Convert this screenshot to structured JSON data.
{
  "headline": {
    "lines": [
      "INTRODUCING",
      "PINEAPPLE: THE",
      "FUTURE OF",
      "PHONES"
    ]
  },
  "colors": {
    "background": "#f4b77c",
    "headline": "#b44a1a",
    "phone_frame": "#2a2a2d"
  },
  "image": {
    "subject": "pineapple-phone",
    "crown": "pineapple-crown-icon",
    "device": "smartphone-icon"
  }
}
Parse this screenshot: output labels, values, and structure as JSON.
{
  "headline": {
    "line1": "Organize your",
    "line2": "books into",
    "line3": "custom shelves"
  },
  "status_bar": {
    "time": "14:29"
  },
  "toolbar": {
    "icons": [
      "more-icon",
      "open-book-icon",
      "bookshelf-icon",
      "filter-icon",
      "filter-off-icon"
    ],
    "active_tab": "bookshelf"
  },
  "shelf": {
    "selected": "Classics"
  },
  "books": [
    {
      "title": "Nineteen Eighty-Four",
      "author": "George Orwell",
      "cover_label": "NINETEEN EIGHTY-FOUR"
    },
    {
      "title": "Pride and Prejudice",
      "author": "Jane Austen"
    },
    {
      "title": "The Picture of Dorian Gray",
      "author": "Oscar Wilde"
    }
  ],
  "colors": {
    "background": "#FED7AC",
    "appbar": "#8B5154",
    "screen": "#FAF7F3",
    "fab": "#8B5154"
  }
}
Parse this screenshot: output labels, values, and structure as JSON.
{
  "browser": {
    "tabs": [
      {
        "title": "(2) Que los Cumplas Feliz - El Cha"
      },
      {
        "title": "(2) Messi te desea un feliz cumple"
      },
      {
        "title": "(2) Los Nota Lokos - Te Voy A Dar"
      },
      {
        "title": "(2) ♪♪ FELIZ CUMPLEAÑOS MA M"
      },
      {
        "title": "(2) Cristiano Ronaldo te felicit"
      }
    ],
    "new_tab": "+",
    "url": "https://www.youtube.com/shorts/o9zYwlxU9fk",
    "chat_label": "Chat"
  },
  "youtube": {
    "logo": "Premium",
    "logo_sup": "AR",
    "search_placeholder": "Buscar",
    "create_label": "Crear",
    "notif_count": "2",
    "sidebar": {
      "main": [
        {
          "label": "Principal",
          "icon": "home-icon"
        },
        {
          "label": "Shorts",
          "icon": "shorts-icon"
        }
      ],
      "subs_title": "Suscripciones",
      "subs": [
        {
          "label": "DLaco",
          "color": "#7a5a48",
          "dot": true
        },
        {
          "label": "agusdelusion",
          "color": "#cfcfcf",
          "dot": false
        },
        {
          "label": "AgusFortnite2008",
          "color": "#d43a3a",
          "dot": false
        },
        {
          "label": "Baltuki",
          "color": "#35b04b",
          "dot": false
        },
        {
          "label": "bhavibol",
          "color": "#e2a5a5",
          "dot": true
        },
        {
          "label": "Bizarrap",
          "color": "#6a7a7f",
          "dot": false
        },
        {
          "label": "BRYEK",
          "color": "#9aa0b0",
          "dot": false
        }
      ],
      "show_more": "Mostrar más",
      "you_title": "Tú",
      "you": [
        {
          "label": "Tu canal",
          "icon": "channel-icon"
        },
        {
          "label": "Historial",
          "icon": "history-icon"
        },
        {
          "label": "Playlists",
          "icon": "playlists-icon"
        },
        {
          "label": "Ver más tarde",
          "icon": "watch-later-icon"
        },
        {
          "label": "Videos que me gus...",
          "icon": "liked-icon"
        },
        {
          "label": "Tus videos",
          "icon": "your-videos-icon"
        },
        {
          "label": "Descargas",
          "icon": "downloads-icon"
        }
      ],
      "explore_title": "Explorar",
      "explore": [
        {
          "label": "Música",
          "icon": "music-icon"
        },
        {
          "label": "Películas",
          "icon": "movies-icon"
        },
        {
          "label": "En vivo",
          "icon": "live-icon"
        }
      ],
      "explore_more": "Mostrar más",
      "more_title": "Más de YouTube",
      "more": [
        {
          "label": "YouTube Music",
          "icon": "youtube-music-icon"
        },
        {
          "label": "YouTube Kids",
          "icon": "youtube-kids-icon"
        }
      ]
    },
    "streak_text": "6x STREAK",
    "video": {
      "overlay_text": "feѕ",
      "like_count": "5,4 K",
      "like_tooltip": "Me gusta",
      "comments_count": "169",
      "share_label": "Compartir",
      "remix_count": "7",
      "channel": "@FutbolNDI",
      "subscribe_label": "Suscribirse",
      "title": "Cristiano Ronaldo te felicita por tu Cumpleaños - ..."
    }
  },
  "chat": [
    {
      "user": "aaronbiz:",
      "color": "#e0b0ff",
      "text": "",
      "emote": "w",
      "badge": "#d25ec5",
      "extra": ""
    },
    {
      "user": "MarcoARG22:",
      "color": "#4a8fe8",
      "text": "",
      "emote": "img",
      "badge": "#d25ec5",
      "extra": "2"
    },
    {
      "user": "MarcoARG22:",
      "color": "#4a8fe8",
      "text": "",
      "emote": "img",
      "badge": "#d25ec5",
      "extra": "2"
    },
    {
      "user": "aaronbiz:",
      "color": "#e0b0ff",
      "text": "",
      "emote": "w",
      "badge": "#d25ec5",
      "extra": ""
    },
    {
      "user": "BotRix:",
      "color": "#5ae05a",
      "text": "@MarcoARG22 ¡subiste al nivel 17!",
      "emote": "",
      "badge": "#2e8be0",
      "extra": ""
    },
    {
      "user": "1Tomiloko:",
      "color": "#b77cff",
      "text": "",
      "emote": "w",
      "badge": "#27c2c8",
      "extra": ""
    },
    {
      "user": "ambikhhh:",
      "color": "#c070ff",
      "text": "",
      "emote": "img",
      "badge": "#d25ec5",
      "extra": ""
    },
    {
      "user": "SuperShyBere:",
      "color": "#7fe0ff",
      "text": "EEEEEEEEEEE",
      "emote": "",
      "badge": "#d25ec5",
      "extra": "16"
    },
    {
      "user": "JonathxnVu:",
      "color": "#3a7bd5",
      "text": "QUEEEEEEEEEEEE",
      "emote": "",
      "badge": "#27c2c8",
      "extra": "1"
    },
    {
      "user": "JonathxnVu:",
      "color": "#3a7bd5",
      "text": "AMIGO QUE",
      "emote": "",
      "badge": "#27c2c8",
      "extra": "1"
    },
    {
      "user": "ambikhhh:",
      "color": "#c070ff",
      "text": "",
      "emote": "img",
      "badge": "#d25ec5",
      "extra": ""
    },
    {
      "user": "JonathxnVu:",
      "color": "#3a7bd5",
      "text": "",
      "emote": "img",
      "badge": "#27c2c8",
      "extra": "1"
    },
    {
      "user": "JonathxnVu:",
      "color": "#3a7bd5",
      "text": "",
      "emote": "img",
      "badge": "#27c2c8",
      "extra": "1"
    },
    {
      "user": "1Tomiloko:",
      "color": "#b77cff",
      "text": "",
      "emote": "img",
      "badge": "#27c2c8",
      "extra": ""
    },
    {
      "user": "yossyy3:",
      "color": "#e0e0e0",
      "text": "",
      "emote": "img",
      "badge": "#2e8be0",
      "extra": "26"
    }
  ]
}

= = = = = = =

--- DIRECTIONS ---
Restate each record exactly as written.

--- CORRECT ANSWER ---
Convert this screenshot to structured JSON data.
{
  "headline": {
    "lines": [
      "INTRODUCING",
      "PINEAPPLE: THE",
      "FUTURE OF",
      "PHONES"
    ]
  },
  "colors": {
    "background": "#f4b77c",
    "headline": "#b44a1a",
    "phone_frame": "#2a2a2d"
  },
  "image": {
    "subject": "pineapple-phone",
    "crown": "pineapple-crown-icon",
    "device": "smartphone-icon"
  }
}
Parse this screenshot: output labels, values, and structure as JSON.
{
  "headline": {
    "line1": "Organize your",
    "line2": "books into",
    "line3": "custom shelves"
  },
  "status_bar": {
    "time": "14:29"
  },
  "toolbar": {
    "icons": [
      "more-icon",
      "open-book-icon",
      "bookshelf-icon",
      "filter-icon",
      "filter-off-icon"
    ],
    "active_tab": "bookshelf"
  },
  "shelf": {
    "selected": "Classics"
  },
  "books": [
    {
      "title": "Nineteen Eighty-Four",
      "author": "George Orwell",
      "cover_label": "NINETEEN EIGHTY-FOUR"
    },
    {
      "title": "Pride and Prejudice",
      "author": "Jane Austen"
    },
    {
      "title": "The Picture of Dorian Gray",
      "author": "Oscar Wilde"
    }
  ],
  "colors": {
    "background": "#FED7AC",
    "appbar": "#8B5154",
    "screen": "#FAF7F3",
    "fab": "#8B5154"
  }
}
Parse this screenshot: output labels, values, and structure as JSON.
{
  "browser": {
    "tabs": [
      {
        "title": "(2) Que los Cumplas Feliz - El Cha"
      },
      {
        "title": "(2) Messi te desea un feliz cumple"
      },
      {
        "title": "(2) Los Nota Lokos - Te Voy A Dar"
      },
      {
        "title": "(2) ♪♪ FELIZ CUMPLEAÑOS MA M"
      },
      {
        "title": "(2) Cristiano Ronaldo te felicit"
      }
    ],
    "new_tab": "+",
    "url": "https://www.youtube.com/shorts/o9zYwlxU9fk",
    "chat_label": "Chat"
  },
  "youtube": {
    "logo": "Premium",
    "logo_sup": "AR",
    "search_placeholder": "Buscar",
    "create_label": "Crear",
    "notif_count": "2",
    "sidebar": {
      "main": [
        {
          "label": "Principal",
          "icon": "home-icon"
        },
        {
          "label": "Shorts",
          "icon": "shorts-icon"
        }
      ],
      "subs_title": "Suscripciones",
      "subs": [
        {
          "label": "DLaco",
          "color": "#7a5a48",
          "dot": true
        },
        {
          "label": "agusdelusion",
          "color": "#cfcfcf",
          "dot": false
        },
        {
          "label": "AgusFortnite2008",
          "color": "#d43a3a",
          "dot": false
        },
        {
          "label": "Baltuki",
          "color": "#35b04b",
          "dot": false
        },
        {
          "label": "bhavibol",
          "color": "#e2a5a5",
          "dot": true
        },
        {
          "label": "Bizarrap",
          "color": "#6a7a7f",
          "dot": false
        },
        {
          "label": "BRYEK",
          "color": "#9aa0b0",
          "dot": false
        }
      ],
      "show_more": "Mostrar más",
      "you_title": "Tú",
      "you": [
        {
          "label": "Tu canal",
          "icon": "channel-icon"
        },
        {
          "label": "Historial",
          "icon": "history-icon"
        },
        {
          "label": "Playlists",
          "icon": "playlists-icon"
        },
        {
          "label": "Ver más tarde",
          "icon": "watch-later-icon"
        },
        {
          "label": "Videos que me gus...",
          "icon": "liked-icon"
        },
        {
          "label": "Tus videos",
          "icon": "your-videos-icon"
        },
        {
          "label": "Descargas",
          "icon": "downloads-icon"
        }
      ],
      "explore_title": "Explorar",
      "explore": [
        {
          "label": "Música",
          "icon": "music-icon"
        },
        {
          "label": "Películas",
          "icon": "movies-icon"
        },
        {
          "label": "En vivo",
          "icon": "live-icon"
        }
      ],
      "explore_more": "Mostrar más",
      "more_title": "Más de YouTube",
      "more": [
        {
          "label": "YouTube Music",
          "icon": "youtube-music-icon"
        },
        {
          "label": "YouTube Kids",
          "icon": "youtube-kids-icon"
        }
      ]
    },
    "streak_text": "6x STREAK",
    "video": {
      "overlay_text": "feѕ",
      "like_count": "5,4 K",
      "like_tooltip": "Me gusta",
      "comments_count": "169",
      "share_label": "Compartir",
      "remix_count": "7",
      "channel": "@FutbolNDI",
      "subscribe_label": "Suscribirse",
      "title": "Cristiano Ronaldo te felicita por tu Cumpleaños - ..."
    }
  },
  "chat": [
    {
      "user": "aaronbiz:",
      "color": "#e0b0ff",
      "text": "",
      "emote": "w",
      "badge": "#d25ec5",
      "extra": ""
    },
    {
      "user": "MarcoARG22:",
      "color": "#4a8fe8",
      "text": "",
      "emote": "img",
      "badge": "#d25ec5",
      "extra": "2"
    },
    {
      "user": "MarcoARG22:",
      "color": "#4a8fe8",
      "text": "",
      "emote": "img",
      "badge": "#d25ec5",
      "extra": "2"
    },
    {
      "user": "aaronbiz:",
      "color": "#e0b0ff",
      "text": "",
      "emote": "w",
      "badge": "#d25ec5",
      "extra": ""
    },
    {
      "user": "BotRix:",
      "color": "#5ae05a",
      "text": "@MarcoARG22 ¡subiste al nivel 17!",
      "emote": "",
      "badge": "#2e8be0",
      "extra": ""
    },
    {
      "user": "1Tomiloko:",
      "color": "#b77cff",
      "text": "",
      "emote": "w",
      "badge": "#27c2c8",
      "extra": ""
    },
    {
      "user": "ambikhhh:",
      "color": "#c070ff",
      "text": "",
      "emote": "img",
      "badge": "#d25ec5",
      "extra": ""
    },
    {
      "user": "SuperShyBere:",
      "color": "#7fe0ff",
      "text": "EEEEEEEEEEE",
      "emote": "",
      "badge": "#d25ec5",
      "extra": "16"
    },
    {
      "user": "JonathxnVu:",
      "color": "#3a7bd5",
      "text": "QUEEEEEEEEEEEE",
      "emote": "",
      "badge": "#27c2c8",
      "extra": "1"
    },
    {
      "user": "JonathxnVu:",
      "color": "#3a7bd5",
      "text": "AMIGO QUE",
      "emote": "",
      "badge": "#27c2c8",
      "extra": "1"
    },
    {
      "user": "ambikhhh:",
      "color": "#c070ff",
      "text": "",
      "emote": "img",
      "badge": "#d25ec5",
      "extra": ""
    },
    {
      "user": "JonathxnVu:",
      "color": "#3a7bd5",
      "text": "",
      "emote": "img",
      "badge": "#27c2c8",
      "extra": "1"
    },
    {
      "user": "JonathxnVu:",
      "color": "#3a7bd5",
      "text": "",
      "emote": "img",
      "badge": "#27c2c8",
      "extra": "1"
    },
    {
      "user": "1Tomiloko:",
      "color": "#b77cff",
      "text": "",
      "emote": "img",
      "badge": "#27c2c8",
      "extra": ""
    },
    {
      "user": "yossyy3:",
      "color": "#e0e0e0",
      "text": "",
      "emote": "img",
      "badge": "#2e8be0",
      "extra": "26"
    }
  ]
}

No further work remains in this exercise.